• _Written exercise_
Copy each line that holds "Дальняя".
** Start Material for this task **
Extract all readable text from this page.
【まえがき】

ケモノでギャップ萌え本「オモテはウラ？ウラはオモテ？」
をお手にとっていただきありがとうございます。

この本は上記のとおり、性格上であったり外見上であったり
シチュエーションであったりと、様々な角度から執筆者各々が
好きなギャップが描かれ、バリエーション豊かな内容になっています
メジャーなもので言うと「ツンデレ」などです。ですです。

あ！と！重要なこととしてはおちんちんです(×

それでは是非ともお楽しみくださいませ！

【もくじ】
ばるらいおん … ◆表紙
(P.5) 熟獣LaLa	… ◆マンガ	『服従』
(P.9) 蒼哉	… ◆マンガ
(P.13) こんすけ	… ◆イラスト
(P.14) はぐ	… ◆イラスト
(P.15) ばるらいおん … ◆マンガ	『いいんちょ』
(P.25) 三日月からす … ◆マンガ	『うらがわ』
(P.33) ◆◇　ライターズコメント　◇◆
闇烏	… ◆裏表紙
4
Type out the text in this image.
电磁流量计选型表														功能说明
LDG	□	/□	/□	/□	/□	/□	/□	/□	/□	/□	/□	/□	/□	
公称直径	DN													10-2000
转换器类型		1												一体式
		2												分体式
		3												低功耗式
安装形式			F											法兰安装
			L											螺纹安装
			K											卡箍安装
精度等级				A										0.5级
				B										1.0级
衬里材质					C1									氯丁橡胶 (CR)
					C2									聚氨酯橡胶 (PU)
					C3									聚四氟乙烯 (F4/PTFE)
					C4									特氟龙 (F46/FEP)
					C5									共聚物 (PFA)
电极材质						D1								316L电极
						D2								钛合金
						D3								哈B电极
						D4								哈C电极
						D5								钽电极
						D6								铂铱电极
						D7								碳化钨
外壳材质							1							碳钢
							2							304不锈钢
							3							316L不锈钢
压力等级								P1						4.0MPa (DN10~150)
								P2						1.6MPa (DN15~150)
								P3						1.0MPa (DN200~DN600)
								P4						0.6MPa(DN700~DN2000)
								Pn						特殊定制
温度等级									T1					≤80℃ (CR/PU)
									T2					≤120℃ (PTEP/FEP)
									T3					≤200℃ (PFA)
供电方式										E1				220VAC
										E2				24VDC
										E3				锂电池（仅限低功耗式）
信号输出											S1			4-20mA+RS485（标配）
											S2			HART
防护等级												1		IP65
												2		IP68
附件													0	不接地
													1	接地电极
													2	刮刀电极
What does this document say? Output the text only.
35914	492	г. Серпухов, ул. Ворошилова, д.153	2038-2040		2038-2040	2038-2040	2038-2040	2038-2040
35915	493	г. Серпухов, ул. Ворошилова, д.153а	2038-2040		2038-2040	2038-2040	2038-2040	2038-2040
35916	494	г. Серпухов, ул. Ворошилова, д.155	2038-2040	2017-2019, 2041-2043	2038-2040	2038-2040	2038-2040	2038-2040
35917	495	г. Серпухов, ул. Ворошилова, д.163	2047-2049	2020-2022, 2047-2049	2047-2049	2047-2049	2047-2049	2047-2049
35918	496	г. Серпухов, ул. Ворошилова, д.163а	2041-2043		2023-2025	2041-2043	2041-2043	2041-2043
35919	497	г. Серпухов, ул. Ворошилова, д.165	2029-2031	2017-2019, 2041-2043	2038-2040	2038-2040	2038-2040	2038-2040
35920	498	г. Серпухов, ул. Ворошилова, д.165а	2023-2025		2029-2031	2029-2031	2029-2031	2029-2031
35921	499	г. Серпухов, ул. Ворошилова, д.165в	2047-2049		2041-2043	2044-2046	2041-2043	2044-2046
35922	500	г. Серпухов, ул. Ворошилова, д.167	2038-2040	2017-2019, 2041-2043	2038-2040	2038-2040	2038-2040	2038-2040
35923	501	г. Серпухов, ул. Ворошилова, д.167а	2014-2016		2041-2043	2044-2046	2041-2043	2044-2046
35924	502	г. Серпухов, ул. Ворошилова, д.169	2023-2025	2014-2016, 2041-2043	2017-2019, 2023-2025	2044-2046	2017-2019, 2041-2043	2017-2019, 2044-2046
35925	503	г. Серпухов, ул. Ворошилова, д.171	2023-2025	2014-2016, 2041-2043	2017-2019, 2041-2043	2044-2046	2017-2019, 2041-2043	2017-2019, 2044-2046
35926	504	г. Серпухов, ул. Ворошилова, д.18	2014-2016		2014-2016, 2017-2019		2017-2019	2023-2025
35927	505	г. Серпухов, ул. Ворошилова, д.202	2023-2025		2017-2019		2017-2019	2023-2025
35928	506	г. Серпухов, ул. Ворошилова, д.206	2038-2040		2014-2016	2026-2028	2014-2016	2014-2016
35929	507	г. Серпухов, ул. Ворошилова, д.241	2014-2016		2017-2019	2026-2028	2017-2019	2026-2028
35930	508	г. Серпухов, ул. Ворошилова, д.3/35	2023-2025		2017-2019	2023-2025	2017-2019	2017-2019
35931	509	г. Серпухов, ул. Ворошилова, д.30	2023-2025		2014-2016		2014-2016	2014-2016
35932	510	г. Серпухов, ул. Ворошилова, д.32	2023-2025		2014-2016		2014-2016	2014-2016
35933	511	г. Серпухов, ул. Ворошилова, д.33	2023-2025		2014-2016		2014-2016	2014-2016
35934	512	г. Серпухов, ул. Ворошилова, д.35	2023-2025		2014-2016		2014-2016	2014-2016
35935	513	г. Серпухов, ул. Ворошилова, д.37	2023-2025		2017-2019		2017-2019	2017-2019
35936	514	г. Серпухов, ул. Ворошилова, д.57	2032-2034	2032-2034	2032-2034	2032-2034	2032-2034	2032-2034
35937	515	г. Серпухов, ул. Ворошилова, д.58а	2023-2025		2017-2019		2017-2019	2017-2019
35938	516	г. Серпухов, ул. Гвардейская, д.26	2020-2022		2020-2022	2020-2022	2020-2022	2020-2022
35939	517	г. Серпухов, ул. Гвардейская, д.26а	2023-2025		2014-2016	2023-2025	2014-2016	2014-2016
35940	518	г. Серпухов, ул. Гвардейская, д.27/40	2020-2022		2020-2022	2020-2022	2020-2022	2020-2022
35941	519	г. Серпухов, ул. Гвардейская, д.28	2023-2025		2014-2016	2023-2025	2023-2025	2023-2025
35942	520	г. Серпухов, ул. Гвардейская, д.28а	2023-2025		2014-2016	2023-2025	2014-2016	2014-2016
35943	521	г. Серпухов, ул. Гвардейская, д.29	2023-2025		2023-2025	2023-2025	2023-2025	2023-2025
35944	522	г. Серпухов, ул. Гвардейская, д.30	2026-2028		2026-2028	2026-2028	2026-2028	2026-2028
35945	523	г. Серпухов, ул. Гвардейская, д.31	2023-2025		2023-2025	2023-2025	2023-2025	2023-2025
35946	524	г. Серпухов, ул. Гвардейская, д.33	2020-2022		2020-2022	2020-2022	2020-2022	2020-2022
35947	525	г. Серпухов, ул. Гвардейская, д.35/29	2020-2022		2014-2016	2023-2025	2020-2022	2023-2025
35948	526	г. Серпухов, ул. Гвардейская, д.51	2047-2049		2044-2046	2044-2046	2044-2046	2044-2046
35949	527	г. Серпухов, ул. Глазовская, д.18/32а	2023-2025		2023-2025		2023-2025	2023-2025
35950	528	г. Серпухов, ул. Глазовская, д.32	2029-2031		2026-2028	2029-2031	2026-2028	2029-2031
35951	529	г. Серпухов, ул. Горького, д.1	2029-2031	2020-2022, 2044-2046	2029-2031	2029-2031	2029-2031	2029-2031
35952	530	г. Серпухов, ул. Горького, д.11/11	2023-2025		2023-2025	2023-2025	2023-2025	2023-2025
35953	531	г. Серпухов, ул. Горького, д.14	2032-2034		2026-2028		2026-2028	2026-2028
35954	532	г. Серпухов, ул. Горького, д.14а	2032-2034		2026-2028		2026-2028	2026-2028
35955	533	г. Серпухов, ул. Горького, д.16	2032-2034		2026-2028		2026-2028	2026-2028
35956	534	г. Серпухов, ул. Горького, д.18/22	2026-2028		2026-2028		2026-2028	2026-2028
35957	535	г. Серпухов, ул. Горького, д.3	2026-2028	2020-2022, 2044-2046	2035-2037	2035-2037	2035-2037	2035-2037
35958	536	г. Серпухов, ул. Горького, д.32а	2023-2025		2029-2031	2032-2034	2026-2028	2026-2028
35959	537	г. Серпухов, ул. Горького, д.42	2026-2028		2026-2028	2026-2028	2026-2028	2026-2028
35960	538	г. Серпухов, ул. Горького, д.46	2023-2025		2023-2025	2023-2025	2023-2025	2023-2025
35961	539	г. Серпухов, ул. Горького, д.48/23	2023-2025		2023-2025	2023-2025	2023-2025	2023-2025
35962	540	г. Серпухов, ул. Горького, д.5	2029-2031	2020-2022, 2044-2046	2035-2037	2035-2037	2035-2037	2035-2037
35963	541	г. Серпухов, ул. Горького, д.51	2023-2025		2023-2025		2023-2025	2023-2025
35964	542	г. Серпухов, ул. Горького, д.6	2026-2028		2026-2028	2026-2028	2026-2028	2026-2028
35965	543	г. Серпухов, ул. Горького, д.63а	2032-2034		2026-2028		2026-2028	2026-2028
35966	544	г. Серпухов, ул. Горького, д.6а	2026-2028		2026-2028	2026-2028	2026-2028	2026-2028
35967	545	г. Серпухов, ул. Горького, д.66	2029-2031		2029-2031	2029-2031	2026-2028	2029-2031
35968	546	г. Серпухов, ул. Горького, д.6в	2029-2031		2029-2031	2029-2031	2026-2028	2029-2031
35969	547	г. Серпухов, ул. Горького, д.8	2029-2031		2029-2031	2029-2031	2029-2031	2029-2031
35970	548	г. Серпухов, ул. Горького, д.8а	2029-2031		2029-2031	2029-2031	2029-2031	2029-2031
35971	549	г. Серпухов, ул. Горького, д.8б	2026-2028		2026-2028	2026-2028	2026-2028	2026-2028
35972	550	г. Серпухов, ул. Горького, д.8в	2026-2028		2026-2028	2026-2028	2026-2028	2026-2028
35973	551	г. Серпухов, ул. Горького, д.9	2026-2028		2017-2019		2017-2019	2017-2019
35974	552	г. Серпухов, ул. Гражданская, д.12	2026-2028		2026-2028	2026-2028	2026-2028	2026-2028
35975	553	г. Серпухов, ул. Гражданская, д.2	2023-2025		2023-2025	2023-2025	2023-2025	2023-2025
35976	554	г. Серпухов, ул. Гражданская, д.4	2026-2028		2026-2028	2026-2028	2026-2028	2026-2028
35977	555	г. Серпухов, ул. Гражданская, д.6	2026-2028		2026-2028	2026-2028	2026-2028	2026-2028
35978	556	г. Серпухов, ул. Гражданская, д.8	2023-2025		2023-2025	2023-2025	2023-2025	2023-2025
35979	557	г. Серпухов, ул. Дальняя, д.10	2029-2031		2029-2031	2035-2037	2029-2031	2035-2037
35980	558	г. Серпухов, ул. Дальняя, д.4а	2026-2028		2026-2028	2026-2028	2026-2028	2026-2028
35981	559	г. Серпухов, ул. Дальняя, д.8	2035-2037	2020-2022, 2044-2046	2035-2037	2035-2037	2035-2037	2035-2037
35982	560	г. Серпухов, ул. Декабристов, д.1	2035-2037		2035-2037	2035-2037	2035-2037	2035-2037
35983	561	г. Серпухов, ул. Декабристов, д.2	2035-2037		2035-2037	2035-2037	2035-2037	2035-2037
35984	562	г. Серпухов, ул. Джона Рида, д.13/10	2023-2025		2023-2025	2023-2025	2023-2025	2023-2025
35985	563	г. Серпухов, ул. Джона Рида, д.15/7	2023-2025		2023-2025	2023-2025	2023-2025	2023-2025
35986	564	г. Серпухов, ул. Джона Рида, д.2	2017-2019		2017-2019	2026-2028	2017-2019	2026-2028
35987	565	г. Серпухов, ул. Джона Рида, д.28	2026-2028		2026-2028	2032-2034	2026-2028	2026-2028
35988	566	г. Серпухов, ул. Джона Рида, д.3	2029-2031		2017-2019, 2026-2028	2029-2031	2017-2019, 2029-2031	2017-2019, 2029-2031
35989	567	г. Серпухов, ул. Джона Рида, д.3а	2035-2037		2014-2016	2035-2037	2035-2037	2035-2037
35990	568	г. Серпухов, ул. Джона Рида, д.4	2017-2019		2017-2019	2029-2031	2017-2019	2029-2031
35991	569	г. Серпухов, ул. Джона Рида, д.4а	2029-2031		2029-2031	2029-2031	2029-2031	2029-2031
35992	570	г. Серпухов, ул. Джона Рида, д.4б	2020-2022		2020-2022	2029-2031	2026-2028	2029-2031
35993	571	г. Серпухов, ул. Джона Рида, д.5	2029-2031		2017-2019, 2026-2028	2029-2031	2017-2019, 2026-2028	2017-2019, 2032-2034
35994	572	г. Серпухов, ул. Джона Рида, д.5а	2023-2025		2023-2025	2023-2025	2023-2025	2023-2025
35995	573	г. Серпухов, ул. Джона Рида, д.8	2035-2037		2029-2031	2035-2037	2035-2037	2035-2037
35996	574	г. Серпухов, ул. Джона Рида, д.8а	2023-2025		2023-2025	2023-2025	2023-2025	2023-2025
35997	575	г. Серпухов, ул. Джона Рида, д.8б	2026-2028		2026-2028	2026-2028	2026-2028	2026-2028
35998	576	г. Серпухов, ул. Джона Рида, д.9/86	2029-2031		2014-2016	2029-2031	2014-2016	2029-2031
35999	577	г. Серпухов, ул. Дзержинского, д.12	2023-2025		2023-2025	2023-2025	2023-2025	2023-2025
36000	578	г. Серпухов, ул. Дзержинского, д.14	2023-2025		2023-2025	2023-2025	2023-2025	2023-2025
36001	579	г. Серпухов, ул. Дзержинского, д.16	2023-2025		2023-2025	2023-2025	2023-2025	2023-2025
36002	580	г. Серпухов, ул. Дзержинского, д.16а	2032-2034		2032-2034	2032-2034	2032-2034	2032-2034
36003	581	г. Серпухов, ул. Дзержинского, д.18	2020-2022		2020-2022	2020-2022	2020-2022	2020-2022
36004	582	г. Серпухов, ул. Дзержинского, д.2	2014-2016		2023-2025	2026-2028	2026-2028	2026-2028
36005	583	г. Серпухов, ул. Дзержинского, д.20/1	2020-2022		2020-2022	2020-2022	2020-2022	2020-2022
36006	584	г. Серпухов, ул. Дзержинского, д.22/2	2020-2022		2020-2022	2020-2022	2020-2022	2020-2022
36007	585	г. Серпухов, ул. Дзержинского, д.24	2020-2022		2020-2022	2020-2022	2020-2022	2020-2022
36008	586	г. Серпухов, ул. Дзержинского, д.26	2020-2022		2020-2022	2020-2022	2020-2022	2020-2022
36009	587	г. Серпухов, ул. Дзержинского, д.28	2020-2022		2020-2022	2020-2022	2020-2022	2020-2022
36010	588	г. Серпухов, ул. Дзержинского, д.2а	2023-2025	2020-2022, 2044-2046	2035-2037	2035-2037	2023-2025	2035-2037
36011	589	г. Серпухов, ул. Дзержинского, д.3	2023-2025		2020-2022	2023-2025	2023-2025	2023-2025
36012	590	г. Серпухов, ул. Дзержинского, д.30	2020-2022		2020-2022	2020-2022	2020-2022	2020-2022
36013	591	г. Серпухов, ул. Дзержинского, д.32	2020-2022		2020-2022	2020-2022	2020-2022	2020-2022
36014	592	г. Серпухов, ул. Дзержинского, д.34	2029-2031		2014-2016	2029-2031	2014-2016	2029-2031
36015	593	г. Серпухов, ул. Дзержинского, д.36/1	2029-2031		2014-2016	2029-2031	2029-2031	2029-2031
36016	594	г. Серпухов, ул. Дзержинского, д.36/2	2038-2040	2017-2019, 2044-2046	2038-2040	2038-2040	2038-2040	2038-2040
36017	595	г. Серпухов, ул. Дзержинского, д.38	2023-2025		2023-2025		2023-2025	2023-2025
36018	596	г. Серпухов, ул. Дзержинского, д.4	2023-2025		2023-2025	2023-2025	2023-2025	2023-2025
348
** End Material for this task **
• _Answer below_
35979	557	г. Серпухов, ул. Дальняя, д.10	2029-2031		2029-2031	2035-2037	2029-2031	2035-2037
35980	558	г. Серпухов, ул. Дальняя, д.4а	2026-2028		2026-2028	2026-2028	2026-2028	2026-2028
35981	559	г. Серпухов, ул. Дальняя, д.8	2035-2037	2020-2022, 2044-2046	2035-2037	2035-2037	2035-2037	2035-2037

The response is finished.